── Data for processing
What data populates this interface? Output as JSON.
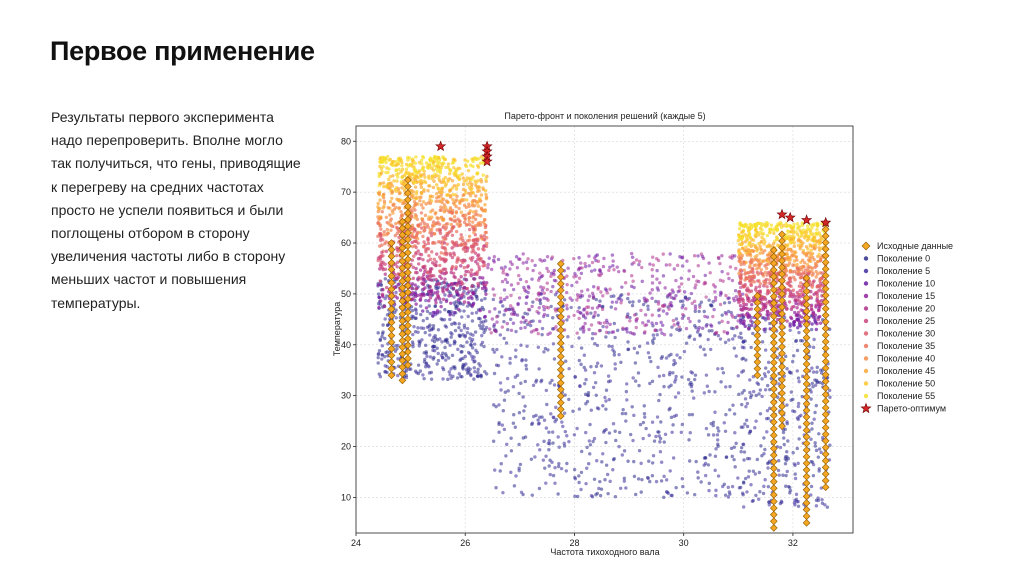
{
  "slide": {
    "title": "Первое применение",
    "body": "Результаты первого эксперимента надо перепроверить. Вполне могло так получиться, что гены, приводящие к перегреву на средних частотах просто не успели появиться и были поглощены отбором в сторону увеличения частоты либо в сторону меньших частот и повышения температуры."
  },
  "chart_data": {
    "type": "scatter",
    "title": "Парето-фронт и поколения решений (каждые 5)",
    "xlabel": "Частота тихоходного вала",
    "ylabel": "Температура",
    "xlim": [
      24,
      33.1
    ],
    "ylim": [
      3,
      83
    ],
    "xticks": [
      24,
      26,
      28,
      30,
      32
    ],
    "yticks": [
      10,
      20,
      30,
      40,
      50,
      60,
      70,
      80
    ],
    "grid": true,
    "legend_position": "right",
    "series": [
      {
        "name": "Исходные данные",
        "marker": "diamond",
        "color": "#f5a623",
        "edge": "#8a5a00"
      },
      {
        "name": "Поколение 0",
        "marker": "circle",
        "color": "#2b2a8c"
      },
      {
        "name": "Поколение 5",
        "marker": "circle",
        "color": "#3d2d9c"
      },
      {
        "name": "Поколение 10",
        "marker": "circle",
        "color": "#6a1aa5"
      },
      {
        "name": "Поколение 15",
        "marker": "circle",
        "color": "#8e1f9c"
      },
      {
        "name": "Поколение 20",
        "marker": "circle",
        "color": "#b0308b"
      },
      {
        "name": "Поколение 25",
        "marker": "circle",
        "color": "#c9437c"
      },
      {
        "name": "Поколение 30",
        "marker": "circle",
        "color": "#dc5a6c"
      },
      {
        "name": "Поколение 35",
        "marker": "circle",
        "color": "#eb735a"
      },
      {
        "name": "Поколение 40",
        "marker": "circle",
        "color": "#f58c48"
      },
      {
        "name": "Поколение 45",
        "marker": "circle",
        "color": "#fba838"
      },
      {
        "name": "Поколение 50",
        "marker": "circle",
        "color": "#fcc52b"
      },
      {
        "name": "Поколение 55",
        "marker": "circle",
        "color": "#f5e02a"
      },
      {
        "name": "Парето-оптимум",
        "marker": "star",
        "color": "#d62728",
        "edge": "#6b0000"
      }
    ],
    "initial_data_columns": [
      {
        "x": 24.65,
        "ymin": 34,
        "ymax": 60
      },
      {
        "x": 24.85,
        "ymin": 33,
        "ymax": 65
      },
      {
        "x": 24.95,
        "ymin": 36,
        "ymax": 73
      },
      {
        "x": 27.75,
        "ymin": 26,
        "ymax": 57
      },
      {
        "x": 31.35,
        "ymin": 34,
        "ymax": 50
      },
      {
        "x": 31.65,
        "ymin": 4,
        "ymax": 59
      },
      {
        "x": 31.8,
        "ymin": 24,
        "ymax": 62
      },
      {
        "x": 32.25,
        "ymin": 5,
        "ymax": 54
      },
      {
        "x": 32.6,
        "ymin": 12,
        "ymax": 64
      }
    ],
    "pareto_points": [
      {
        "x": 25.55,
        "y": 79
      },
      {
        "x": 26.4,
        "y": 79
      },
      {
        "x": 26.4,
        "y": 78
      },
      {
        "x": 26.4,
        "y": 77
      },
      {
        "x": 26.4,
        "y": 76
      },
      {
        "x": 31.8,
        "y": 65.6
      },
      {
        "x": 31.95,
        "y": 65
      },
      {
        "x": 32.25,
        "y": 64.5
      },
      {
        "x": 32.6,
        "y": 64
      }
    ]
  }
}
────
### What this task involves:
Pull out all lines containing the word "Поколение" from the entries above.

### Complete answer:
        "name": "Поколение 0",
        "name": "Поколение 5",
        "name": "Поколение 10",
        "name": "Поколение 15",
        "name": "Поколение 20",
        "name": "Поколение 25",
        "name": "Поколение 30",
        "name": "Поколение 35",
        "name": "Поколение 40",
        "name": "Поколение 45",
        "name": "Поколение 50",
        "name": "Поколение 55",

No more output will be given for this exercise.